WRITTEN INSTRUCTION —
Copy each line that has the string "wieder" somewhere in it.

GIVEN RECORDS —
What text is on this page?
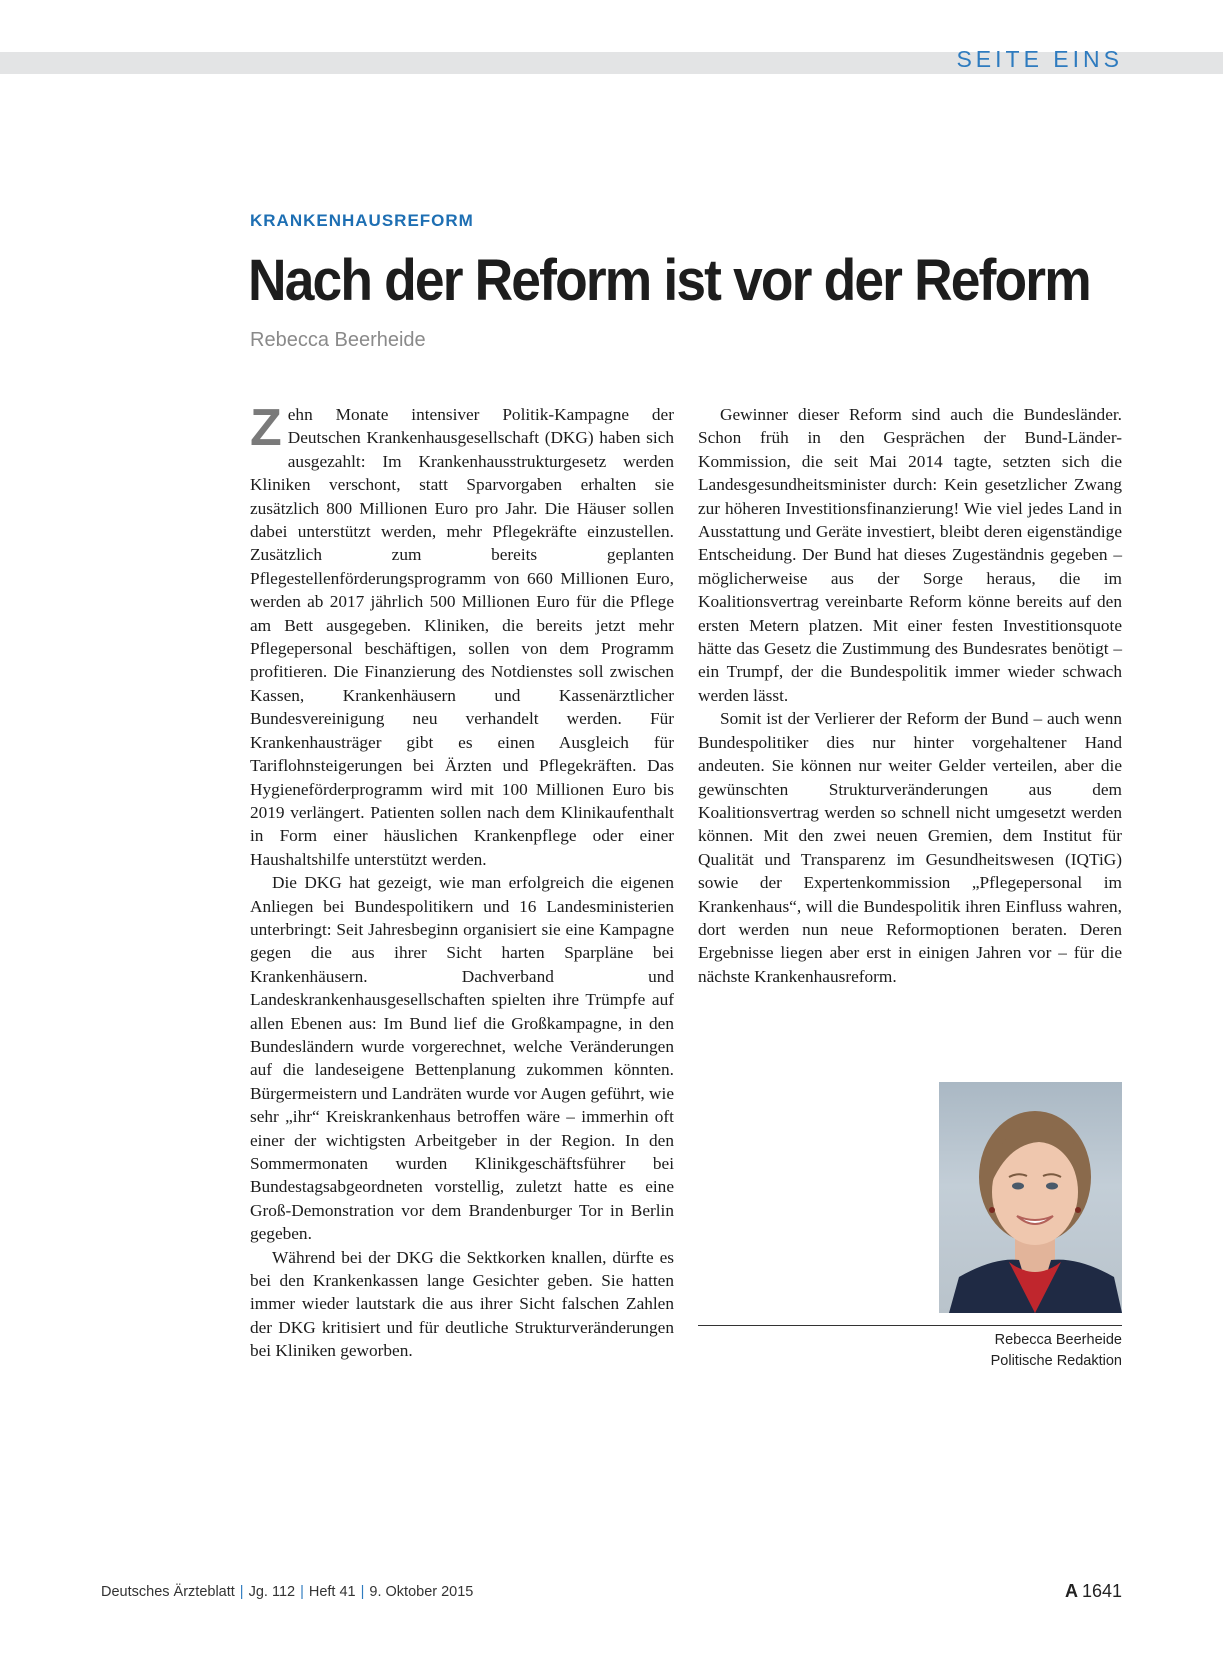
SEITE EINS
KRANKENHAUSREFORM
Nach der Reform ist vor der Reform
Rebecca Beerheide

Zehn Monate intensiver Politik-Kampagne der Deutschen Krankenhausgesellschaft (DKG) haben sich ausgezahlt: Im Krankenhausstrukturgesetz werden Kliniken verschont, statt Sparvorgaben erhalten sie zusätzlich 800 Millionen Euro pro Jahr. Die Häuser sollen dabei unterstützt werden, mehr Pflegekräfte einzustellen. Zusätzlich zum bereits geplanten Pflegestellenförderungsprogramm von 660 Millionen Euro, werden ab 2017 jährlich 500 Millionen Euro für die Pflege am Bett ausgegeben. Kliniken, die bereits jetzt mehr Pflegepersonal beschäftigen, sollen von dem Programm profitieren. Die Finanzierung des Notdienstes soll zwischen Kassen, Krankenhäusern und Kassenärztlicher Bundesvereinigung neu verhandelt werden. Für Krankenhausträger gibt es einen Ausgleich für Tariflohnsteigerungen bei Ärzten und Pflegekräften. Das Hygieneförderprogramm wird mit 100 Millionen Euro bis 2019 verlängert. Patienten sollen nach dem Klinikaufenthalt in Form einer häuslichen Krankenpflege oder einer Haushaltshilfe unterstützt werden.

Die DKG hat gezeigt, wie man erfolgreich die eigenen Anliegen bei Bundespolitikern und 16 Landesministerien unterbringt: Seit Jahresbeginn organisiert sie eine Kampagne gegen die aus ihrer Sicht harten Sparpläne bei Krankenhäusern. Dachverband und Landeskrankenhausgesellschaften spielten ihre Trümpfe auf allen Ebenen aus: Im Bund lief die Großkampagne, in den Bundesländern wurde vorgerechnet, welche Veränderungen auf die landeseigene Bettenplanung zukommen könnten. Bürgermeistern und Landräten wurde vor Augen geführt, wie sehr „ihr“ Kreiskrankenhaus betroffen wäre – immerhin oft einer der wichtigsten Arbeitgeber in der Region. In den Sommermonaten wurden Klinikgeschäftsführer bei Bundestagsabgeordneten vorstellig, zuletzt hatte es eine Groß-Demonstration vor dem Brandenburger Tor in Berlin gegeben.

Während bei der DKG die Sektkorken knallen, dürfte es bei den Krankenkassen lange Gesichter geben. Sie hatten immer wieder lautstark die aus ihrer Sicht falschen Zahlen der DKG kritisiert und für deutliche Strukturveränderungen bei Kliniken geworben.

Gewinner dieser Reform sind auch die Bundesländer. Schon früh in den Gesprächen der Bund-Länder-Kommission, die seit Mai 2014 tagte, setzten sich die Landesgesundheitsminister durch: Kein gesetzlicher Zwang zur höheren Investitionsfinanzierung! Wie viel jedes Land in Ausstattung und Geräte investiert, bleibt deren eigenständige Entscheidung. Der Bund hat dieses Zugeständnis gegeben – möglicherweise aus der Sorge heraus, die im Koalitionsvertrag vereinbarte Reform könne bereits auf den ersten Metern platzen. Mit einer festen Investitionsquote hätte das Gesetz die Zustimmung des Bundesrates benötigt – ein Trumpf, der die Bundespolitik immer wieder schwach werden lässt.

Somit ist der Verlierer der Reform der Bund – auch wenn Bundespolitiker dies nur hinter vorgehaltener Hand andeuten. Sie können nur weiter Gelder verteilen, aber die gewünschten Strukturveränderungen aus dem Koalitionsvertrag werden so schnell nicht umgesetzt werden können. Mit den zwei neuen Gremien, dem Institut für Qualität und Transparenz im Gesundheitswesen (IQTiG) sowie der Expertenkommission „Pflegepersonal im Krankenhaus“, will die Bundespolitik ihren Einfluss wahren, dort werden nun neue Reformoptionen beraten. Deren Ergebnisse liegen aber erst in einigen Jahren vor – für die nächste Krankenhausreform.

Rebecca Beerheide
Politische Redaktion
Deutsches Ärzteblatt | Jg. 112 | Heft 41 | 9. Oktober 2015	A 1641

WRITTEN SOLUTION —
Während bei der DKG die Sektkorken knallen, dürfte es bei den Krankenkassen lange Gesichter geben. Sie hatten immer wieder lautstark die aus ihrer Sicht falschen Zahlen der DKG kritisiert und für deutliche Strukturveränderungen bei Kliniken geworben.
Gewinner dieser Reform sind auch die Bundesländer. Schon früh in den Gesprächen der Bund-Länder-Kommission, die seit Mai 2014 tagte, setzten sich die Landesgesundheitsminister durch: Kein gesetzlicher Zwang zur höheren Investitionsfinanzierung! Wie viel jedes Land in Ausstattung und Geräte investiert, bleibt deren eigenständige Entscheidung. Der Bund hat dieses Zugeständnis gegeben – möglicherweise aus der Sorge heraus, die im Koalitionsvertrag vereinbarte Reform könne bereits auf den ersten Metern platzen. Mit einer festen Investitionsquote hätte das Gesetz die Zustimmung des Bundesrates benötigt – ein Trumpf, der die Bundespolitik immer wieder schwach werden lässt.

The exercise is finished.